**Stated problem**
Reproduce verbatim the lines from the first one through the line containing "531, 395, 551]", inclusive.

»»

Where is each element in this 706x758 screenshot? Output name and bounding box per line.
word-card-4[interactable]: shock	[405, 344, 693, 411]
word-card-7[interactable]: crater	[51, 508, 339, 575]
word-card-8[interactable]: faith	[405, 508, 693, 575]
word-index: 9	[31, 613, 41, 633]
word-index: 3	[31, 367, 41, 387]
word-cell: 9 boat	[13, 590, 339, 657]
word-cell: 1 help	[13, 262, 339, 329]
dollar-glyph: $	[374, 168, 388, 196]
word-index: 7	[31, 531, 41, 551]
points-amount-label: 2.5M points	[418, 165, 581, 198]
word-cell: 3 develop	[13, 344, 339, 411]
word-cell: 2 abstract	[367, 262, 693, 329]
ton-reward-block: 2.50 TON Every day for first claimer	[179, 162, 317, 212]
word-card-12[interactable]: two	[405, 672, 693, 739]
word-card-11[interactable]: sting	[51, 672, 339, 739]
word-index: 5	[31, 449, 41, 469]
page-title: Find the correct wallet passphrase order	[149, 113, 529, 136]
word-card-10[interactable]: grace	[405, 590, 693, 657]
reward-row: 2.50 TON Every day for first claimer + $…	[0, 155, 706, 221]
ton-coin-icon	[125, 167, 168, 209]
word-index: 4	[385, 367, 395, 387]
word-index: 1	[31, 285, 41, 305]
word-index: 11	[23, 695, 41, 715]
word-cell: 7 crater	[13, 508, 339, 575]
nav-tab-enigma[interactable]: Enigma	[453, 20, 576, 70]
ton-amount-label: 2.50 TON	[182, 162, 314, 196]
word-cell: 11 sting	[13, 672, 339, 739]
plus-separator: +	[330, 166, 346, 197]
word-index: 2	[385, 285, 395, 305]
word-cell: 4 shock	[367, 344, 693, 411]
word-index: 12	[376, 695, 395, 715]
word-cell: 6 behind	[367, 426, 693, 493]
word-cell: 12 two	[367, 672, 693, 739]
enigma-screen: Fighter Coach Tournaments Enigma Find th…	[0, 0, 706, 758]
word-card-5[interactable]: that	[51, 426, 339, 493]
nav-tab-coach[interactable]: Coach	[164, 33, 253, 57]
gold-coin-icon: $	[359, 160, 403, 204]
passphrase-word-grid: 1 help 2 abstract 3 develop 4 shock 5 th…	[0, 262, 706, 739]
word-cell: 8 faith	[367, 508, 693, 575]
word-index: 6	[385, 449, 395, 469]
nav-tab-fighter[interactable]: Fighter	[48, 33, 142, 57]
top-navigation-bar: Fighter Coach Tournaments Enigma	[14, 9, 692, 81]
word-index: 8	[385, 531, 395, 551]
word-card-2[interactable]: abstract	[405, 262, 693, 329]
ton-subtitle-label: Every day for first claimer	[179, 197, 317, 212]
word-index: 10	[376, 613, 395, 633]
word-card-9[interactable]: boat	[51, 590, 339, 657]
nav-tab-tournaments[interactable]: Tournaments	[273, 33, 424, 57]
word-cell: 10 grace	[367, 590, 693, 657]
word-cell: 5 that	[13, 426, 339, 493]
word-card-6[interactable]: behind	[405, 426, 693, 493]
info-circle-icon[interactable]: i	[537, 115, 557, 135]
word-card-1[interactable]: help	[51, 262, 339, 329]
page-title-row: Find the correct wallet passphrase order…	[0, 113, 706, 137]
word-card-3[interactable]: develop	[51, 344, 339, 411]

««

**Task answer**
Where is each element in this 706x758 screenshot? Output name and bounding box per line.
word-card-4[interactable]: shock	[405, 344, 693, 411]
word-card-7[interactable]: crater	[51, 508, 339, 575]
word-card-8[interactable]: faith	[405, 508, 693, 575]
word-index: 9	[31, 613, 41, 633]
word-index: 3	[31, 367, 41, 387]
word-cell: 9 boat	[13, 590, 339, 657]
word-cell: 1 help	[13, 262, 339, 329]
dollar-glyph: $	[374, 168, 388, 196]
word-index: 7	[31, 531, 41, 551]
points-amount-label: 2.5M points	[418, 165, 581, 198]
word-cell: 3 develop	[13, 344, 339, 411]
word-cell: 2 abstract	[367, 262, 693, 329]
ton-reward-block: 2.50 TON Every day for first claimer	[179, 162, 317, 212]
word-card-12[interactable]: two	[405, 672, 693, 739]
word-card-11[interactable]: sting	[51, 672, 339, 739]
word-index: 5	[31, 449, 41, 469]
page-title: Find the correct wallet passphrase order	[149, 113, 529, 136]
word-card-10[interactable]: grace	[405, 590, 693, 657]
reward-row: 2.50 TON Every day for first claimer + $…	[0, 155, 706, 221]
ton-coin-icon	[125, 167, 168, 209]
word-index: 4	[385, 367, 395, 387]
word-index: 1	[31, 285, 41, 305]
word-index: 11	[23, 695, 41, 715]
word-cell: 7 crater	[13, 508, 339, 575]
nav-tab-enigma[interactable]: Enigma	[453, 20, 576, 70]
ton-amount-label: 2.50 TON	[182, 162, 314, 196]
word-cell: 11 sting	[13, 672, 339, 739]
plus-separator: +	[330, 166, 346, 197]
word-index: 2	[385, 285, 395, 305]
word-cell: 4 shock	[367, 344, 693, 411]
word-index: 12	[376, 695, 395, 715]
word-cell: 6 behind	[367, 426, 693, 493]
word-cell: 12 two	[367, 672, 693, 739]
enigma-screen: Fighter Coach Tournaments Enigma Find th…	[0, 0, 706, 758]
word-card-5[interactable]: that	[51, 426, 339, 493]
nav-tab-coach[interactable]: Coach	[164, 33, 253, 57]
gold-coin-icon: $	[359, 160, 403, 204]
passphrase-word-grid: 1 help 2 abstract 3 develop 4 shock 5 th…	[0, 262, 706, 739]
word-cell: 8 faith	[367, 508, 693, 575]
word-index: 6	[385, 449, 395, 469]
nav-tab-fighter[interactable]: Fighter	[48, 33, 142, 57]
top-navigation-bar: Fighter Coach Tournaments Enigma	[14, 9, 692, 81]
word-index: 8	[385, 531, 395, 551]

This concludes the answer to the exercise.